■ Stated task
In the records below, copy the lines from the one containing "656, 459, 669]" through the one containing "817, 454, 830]", inclusive. Replace "Sunrise" with "Dawn" and leave everything else unchanged.

■ Records to process
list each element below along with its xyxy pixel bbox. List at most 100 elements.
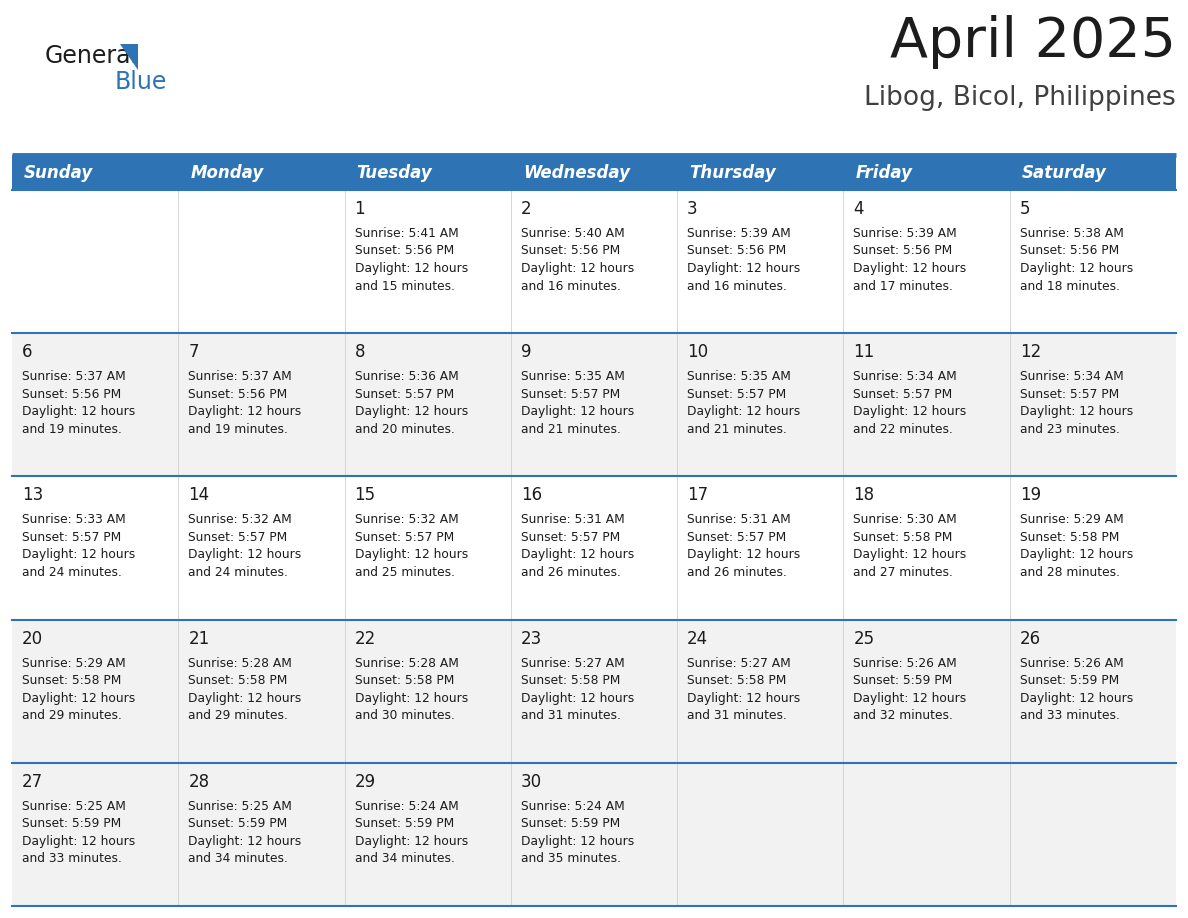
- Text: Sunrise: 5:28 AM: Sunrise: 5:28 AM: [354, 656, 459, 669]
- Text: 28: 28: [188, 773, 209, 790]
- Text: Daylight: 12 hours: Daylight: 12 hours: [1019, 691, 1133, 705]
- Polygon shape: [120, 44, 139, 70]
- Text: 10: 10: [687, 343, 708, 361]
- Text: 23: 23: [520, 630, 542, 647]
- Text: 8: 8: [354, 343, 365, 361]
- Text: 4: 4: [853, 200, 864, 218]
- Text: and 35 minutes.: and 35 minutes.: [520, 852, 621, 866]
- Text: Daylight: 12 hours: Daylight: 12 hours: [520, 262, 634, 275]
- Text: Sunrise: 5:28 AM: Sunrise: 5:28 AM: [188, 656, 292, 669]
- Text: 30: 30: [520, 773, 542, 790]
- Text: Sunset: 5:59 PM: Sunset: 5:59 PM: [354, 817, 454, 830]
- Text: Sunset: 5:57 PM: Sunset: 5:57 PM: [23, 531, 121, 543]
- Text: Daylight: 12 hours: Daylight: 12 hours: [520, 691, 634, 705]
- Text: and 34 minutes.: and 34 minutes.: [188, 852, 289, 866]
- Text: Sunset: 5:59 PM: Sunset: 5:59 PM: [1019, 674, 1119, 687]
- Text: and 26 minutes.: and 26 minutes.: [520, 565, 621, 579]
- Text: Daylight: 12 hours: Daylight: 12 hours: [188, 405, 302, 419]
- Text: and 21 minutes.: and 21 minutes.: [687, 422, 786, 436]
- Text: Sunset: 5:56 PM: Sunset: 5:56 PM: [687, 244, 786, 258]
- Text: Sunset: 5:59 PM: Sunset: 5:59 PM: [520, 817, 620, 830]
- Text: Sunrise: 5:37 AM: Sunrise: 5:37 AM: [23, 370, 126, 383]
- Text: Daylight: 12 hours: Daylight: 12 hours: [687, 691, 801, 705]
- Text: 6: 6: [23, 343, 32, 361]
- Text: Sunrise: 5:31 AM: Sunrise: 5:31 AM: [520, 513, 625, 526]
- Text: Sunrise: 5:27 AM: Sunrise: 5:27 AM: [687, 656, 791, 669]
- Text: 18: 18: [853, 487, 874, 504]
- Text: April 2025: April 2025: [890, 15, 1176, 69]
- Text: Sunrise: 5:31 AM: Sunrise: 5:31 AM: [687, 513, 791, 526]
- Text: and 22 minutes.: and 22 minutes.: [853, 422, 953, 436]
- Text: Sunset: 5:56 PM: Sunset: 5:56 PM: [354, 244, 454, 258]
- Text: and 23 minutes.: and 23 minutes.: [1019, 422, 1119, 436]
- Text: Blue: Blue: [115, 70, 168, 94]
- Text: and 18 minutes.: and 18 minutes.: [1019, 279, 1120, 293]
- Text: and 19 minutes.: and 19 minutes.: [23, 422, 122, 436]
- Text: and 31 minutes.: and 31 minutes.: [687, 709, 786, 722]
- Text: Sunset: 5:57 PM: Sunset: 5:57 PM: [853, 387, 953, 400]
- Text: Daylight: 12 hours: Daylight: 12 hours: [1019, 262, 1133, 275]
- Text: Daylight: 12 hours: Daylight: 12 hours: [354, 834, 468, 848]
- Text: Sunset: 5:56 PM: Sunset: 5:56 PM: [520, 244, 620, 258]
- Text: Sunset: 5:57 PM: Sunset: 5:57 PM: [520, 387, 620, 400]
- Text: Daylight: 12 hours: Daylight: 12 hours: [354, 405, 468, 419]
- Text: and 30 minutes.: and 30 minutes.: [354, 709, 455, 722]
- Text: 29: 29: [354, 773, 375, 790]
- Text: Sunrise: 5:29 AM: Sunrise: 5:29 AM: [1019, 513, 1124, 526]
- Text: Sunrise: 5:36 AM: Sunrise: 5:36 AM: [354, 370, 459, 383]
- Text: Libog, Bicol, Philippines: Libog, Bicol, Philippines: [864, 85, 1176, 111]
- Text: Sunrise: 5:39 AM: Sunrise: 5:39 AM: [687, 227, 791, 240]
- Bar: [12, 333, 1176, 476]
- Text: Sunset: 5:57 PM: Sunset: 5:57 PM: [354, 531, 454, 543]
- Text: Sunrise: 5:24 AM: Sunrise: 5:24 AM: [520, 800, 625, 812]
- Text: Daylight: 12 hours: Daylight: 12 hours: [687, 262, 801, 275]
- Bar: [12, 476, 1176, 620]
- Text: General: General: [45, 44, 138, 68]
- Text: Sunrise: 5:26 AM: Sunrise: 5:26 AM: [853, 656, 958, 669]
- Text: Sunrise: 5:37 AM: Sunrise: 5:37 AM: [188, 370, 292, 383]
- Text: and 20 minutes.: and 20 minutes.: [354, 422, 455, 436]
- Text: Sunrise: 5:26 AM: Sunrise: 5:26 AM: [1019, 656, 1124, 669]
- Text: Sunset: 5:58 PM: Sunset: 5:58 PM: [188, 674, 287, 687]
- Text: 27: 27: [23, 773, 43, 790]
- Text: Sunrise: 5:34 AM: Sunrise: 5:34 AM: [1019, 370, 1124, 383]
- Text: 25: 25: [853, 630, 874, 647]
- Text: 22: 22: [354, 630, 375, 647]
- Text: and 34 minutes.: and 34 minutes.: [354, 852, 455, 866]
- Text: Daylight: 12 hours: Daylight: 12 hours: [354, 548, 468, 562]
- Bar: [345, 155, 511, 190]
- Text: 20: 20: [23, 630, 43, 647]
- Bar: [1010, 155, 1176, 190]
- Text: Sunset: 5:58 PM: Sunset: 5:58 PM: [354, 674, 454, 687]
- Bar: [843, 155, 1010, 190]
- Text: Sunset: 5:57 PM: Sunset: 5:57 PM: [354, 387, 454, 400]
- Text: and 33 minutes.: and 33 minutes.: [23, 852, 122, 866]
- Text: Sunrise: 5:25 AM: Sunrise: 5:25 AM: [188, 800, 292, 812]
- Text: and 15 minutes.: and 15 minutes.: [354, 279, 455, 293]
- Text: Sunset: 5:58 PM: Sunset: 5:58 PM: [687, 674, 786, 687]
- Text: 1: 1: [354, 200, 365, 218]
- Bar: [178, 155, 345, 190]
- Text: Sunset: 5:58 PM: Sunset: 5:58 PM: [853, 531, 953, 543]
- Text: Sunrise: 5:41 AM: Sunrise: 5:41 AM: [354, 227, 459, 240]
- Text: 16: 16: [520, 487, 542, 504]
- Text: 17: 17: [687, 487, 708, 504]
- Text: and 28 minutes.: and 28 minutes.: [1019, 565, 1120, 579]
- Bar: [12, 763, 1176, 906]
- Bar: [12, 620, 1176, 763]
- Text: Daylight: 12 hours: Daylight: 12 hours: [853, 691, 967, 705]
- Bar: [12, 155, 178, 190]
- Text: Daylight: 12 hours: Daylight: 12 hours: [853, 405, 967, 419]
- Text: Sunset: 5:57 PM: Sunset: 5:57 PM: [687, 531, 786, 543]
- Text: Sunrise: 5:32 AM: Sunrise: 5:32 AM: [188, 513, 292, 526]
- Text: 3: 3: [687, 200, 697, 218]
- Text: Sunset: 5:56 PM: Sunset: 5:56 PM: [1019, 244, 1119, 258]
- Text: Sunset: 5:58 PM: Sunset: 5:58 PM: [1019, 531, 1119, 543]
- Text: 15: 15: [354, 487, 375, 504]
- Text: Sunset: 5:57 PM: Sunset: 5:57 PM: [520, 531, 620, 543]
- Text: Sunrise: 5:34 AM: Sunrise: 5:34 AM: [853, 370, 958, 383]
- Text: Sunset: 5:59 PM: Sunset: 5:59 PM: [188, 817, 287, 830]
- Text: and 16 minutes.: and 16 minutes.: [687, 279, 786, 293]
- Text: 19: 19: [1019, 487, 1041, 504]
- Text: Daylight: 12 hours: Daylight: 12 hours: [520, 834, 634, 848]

■ Written solution
- Text: Dawn: 5:28 AM: Dawn: 5:28 AM: [354, 656, 459, 669]
- Text: 28: 28: [188, 773, 209, 790]
- Text: Daylight: 12 hours: Daylight: 12 hours: [1019, 691, 1133, 705]
- Polygon shape: [120, 44, 139, 70]
- Text: 10: 10: [687, 343, 708, 361]
- Text: 23: 23: [520, 630, 542, 647]
- Text: 8: 8: [354, 343, 365, 361]
- Text: 4: 4: [853, 200, 864, 218]
- Text: and 35 minutes.: and 35 minutes.: [520, 852, 621, 866]
- Text: Daylight: 12 hours: Daylight: 12 hours: [520, 262, 634, 275]
- Text: Dawn: 5:28 AM: Dawn: 5:28 AM: [188, 656, 292, 669]
- Text: 30: 30: [520, 773, 542, 790]
- Text: Sunset: 5:59 PM: Sunset: 5:59 PM: [354, 817, 454, 830]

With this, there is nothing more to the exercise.